Work instructions: Reading down the listing below, count the lines where the word "których" shows up, then give only that count.

╭─ Dataset entries

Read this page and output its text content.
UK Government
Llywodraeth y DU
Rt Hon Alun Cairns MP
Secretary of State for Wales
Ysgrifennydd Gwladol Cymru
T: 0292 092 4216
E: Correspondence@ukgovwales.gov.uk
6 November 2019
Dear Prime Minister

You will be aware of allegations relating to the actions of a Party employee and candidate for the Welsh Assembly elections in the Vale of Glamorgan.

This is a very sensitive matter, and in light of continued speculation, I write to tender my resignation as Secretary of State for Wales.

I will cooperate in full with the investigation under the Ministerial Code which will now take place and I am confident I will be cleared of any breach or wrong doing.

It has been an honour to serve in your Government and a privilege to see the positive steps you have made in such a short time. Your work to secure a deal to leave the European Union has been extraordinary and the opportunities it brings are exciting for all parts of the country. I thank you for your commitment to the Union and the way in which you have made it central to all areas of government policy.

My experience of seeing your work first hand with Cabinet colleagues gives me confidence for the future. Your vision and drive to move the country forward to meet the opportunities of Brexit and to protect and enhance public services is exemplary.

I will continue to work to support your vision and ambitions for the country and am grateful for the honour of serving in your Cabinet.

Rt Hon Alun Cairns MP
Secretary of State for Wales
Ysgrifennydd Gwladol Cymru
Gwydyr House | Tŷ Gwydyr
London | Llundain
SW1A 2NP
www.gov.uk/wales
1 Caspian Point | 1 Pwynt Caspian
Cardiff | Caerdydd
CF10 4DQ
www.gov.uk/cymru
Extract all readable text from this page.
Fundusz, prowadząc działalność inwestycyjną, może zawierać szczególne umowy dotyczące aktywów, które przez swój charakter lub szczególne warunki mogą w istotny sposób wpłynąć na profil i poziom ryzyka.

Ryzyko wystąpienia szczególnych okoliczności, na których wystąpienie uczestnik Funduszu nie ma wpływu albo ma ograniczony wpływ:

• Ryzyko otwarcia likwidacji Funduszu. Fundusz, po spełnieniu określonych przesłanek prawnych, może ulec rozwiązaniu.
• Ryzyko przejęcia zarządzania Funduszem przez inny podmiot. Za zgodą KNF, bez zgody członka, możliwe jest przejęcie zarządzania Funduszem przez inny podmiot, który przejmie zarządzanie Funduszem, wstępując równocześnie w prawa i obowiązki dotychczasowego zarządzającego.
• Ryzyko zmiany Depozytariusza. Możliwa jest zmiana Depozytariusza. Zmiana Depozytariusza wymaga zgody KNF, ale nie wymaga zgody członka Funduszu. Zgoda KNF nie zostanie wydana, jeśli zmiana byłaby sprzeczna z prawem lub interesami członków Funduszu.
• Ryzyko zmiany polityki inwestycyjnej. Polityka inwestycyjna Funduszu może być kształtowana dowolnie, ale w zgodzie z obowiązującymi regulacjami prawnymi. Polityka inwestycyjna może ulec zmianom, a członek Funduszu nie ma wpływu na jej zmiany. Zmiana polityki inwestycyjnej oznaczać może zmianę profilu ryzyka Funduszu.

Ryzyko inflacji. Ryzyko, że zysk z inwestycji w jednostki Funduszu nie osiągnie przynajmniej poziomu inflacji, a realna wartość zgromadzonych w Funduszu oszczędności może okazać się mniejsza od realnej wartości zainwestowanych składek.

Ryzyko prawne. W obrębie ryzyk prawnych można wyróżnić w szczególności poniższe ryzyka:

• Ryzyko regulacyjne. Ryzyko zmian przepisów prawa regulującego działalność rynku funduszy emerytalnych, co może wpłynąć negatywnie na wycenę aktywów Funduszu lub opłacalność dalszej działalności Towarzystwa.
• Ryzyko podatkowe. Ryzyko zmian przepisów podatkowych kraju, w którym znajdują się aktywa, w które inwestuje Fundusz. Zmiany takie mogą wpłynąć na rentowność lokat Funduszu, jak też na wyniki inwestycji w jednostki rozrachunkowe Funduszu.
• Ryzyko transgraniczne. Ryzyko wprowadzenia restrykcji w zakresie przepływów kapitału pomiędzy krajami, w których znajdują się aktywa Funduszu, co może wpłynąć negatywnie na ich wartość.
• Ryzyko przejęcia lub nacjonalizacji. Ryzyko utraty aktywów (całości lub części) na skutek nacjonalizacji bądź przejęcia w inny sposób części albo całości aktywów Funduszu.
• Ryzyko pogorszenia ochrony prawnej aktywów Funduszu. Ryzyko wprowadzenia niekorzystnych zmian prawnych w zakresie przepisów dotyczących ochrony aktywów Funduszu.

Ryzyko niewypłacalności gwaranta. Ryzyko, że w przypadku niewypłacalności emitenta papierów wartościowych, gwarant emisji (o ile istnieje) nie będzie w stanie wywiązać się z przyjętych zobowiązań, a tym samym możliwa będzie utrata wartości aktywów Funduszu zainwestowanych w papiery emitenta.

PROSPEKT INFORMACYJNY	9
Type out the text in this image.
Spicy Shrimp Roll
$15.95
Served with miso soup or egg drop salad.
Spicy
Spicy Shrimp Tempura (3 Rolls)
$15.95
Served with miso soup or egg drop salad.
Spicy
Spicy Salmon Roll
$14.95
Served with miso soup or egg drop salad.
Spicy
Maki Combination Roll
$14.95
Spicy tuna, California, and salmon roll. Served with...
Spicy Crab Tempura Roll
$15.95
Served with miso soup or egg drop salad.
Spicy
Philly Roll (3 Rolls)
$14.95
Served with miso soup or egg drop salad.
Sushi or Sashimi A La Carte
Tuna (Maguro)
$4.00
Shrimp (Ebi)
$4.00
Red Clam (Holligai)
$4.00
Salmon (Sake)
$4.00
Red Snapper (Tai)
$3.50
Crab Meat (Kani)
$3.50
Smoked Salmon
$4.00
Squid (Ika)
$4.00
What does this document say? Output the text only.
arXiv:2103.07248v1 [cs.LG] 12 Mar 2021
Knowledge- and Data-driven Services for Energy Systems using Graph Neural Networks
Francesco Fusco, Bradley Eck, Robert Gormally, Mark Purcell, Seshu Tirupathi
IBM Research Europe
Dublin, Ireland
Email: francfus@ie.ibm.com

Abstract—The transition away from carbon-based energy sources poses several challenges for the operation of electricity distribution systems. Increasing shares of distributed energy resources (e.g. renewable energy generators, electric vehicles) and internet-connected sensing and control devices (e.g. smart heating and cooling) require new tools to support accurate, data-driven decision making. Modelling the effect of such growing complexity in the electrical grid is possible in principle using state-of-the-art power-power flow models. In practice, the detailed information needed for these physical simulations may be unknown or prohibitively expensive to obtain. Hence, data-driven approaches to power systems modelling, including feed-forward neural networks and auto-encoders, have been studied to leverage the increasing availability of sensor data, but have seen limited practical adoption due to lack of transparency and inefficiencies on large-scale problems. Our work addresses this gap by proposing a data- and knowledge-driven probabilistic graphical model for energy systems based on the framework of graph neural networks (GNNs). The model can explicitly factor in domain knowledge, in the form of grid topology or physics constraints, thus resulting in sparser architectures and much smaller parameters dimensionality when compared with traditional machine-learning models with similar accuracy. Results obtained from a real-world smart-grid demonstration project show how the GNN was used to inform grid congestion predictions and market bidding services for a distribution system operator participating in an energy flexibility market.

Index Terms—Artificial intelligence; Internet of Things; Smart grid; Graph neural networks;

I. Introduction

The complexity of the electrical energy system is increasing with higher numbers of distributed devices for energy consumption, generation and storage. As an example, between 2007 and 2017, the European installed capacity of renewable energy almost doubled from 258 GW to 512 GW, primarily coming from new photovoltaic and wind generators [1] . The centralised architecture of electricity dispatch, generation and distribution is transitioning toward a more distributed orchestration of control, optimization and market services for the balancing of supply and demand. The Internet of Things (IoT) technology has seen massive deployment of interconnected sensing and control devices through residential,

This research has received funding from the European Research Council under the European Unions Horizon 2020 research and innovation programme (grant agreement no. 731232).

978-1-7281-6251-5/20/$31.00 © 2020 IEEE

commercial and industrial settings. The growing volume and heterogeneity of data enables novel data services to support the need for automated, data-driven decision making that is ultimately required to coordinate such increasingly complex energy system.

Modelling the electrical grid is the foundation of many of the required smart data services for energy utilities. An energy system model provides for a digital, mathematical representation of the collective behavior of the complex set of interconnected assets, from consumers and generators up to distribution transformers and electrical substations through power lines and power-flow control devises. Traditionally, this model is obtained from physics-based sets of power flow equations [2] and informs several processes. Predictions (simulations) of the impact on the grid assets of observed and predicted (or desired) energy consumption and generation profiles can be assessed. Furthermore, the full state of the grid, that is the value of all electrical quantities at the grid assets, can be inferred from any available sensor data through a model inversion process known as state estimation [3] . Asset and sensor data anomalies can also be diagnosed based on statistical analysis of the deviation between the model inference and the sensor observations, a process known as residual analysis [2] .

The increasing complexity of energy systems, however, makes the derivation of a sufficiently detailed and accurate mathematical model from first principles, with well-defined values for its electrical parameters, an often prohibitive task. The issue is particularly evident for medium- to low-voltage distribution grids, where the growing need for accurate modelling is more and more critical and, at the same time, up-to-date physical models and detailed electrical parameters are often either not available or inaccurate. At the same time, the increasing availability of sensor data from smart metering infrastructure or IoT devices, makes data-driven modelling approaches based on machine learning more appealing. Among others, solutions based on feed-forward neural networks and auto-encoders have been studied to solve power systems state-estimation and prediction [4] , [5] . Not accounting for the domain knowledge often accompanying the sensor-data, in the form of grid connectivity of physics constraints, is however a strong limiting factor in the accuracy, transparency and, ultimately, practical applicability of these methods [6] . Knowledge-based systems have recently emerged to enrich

╰─

The output: 2